Exercise materials:
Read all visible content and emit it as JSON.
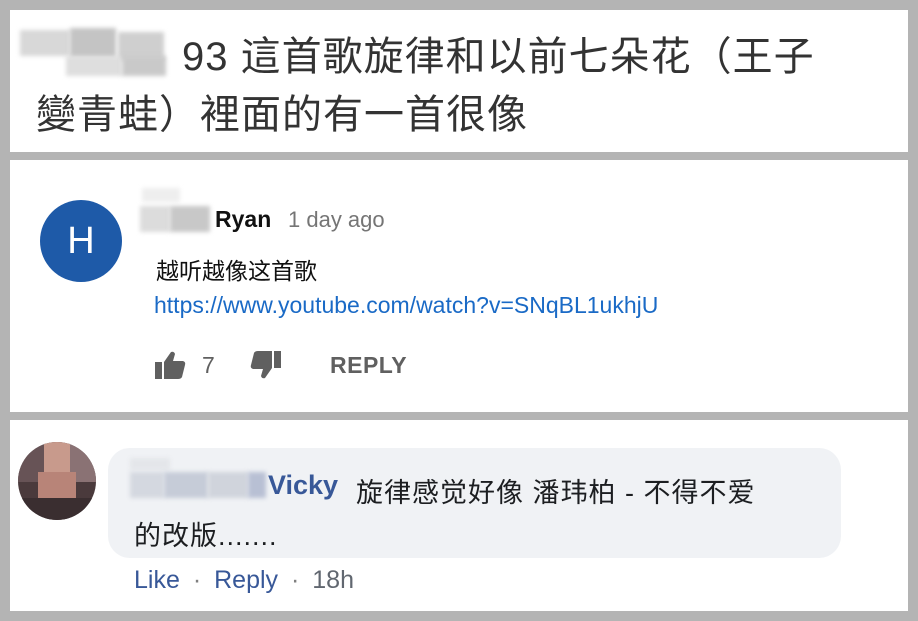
{
  "post": {
    "text_line1": "93 這首歌旋律和以前七朵花（王子",
    "text_line2": "變青蛙）裡面的有一首很像"
  },
  "youtube_comment": {
    "avatar_letter": "H",
    "author": "Ryan",
    "time": "1 day ago",
    "body": "越听越像这首歌",
    "link": "https://www.youtube.com/watch?v=SNqBL1ukhjU",
    "like_count": "7",
    "reply_label": "REPLY"
  },
  "facebook_comment": {
    "author": "Vicky",
    "text_line1": "旋律感觉好像 潘玮柏 - 不得不爱",
    "text_line2": "的改版.......",
    "like_label": "Like",
    "separator1": "·",
    "reply_label": "Reply",
    "separator2": "·",
    "timestamp": "18h"
  },
  "colors": {
    "youtube_avatar": "#1e5aa8",
    "youtube_link": "#1a6ac6",
    "facebook_blue": "#385898"
  }
}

Aim of the exercise: Repeat every record precisely. Any picture among them stays out of the copy.

Solved problem:
Read all visible content and emit it as JSON.
{
  "post": {
    "text_line1": "93 這首歌旋律和以前七朵花（王子",
    "text_line2": "變青蛙）裡面的有一首很像"
  },
  "youtube_comment": {
    "avatar_letter": "H",
    "author": "Ryan",
    "time": "1 day ago",
    "body": "越听越像这首歌",
    "link": "https://www.youtube.com/watch?v=SNqBL1ukhjU",
    "like_count": "7",
    "reply_label": "REPLY"
  },
  "facebook_comment": {
    "author": "Vicky",
    "text_line1": "旋律感觉好像 潘玮柏 - 不得不爱",
    "text_line2": "的改版.......",
    "like_label": "Like",
    "separator1": "·",
    "reply_label": "Reply",
    "separator2": "·",
    "timestamp": "18h"
  },
  "colors": {
    "youtube_avatar": "#1e5aa8",
    "youtube_link": "#1a6ac6",
    "facebook_blue": "#385898"
  }
}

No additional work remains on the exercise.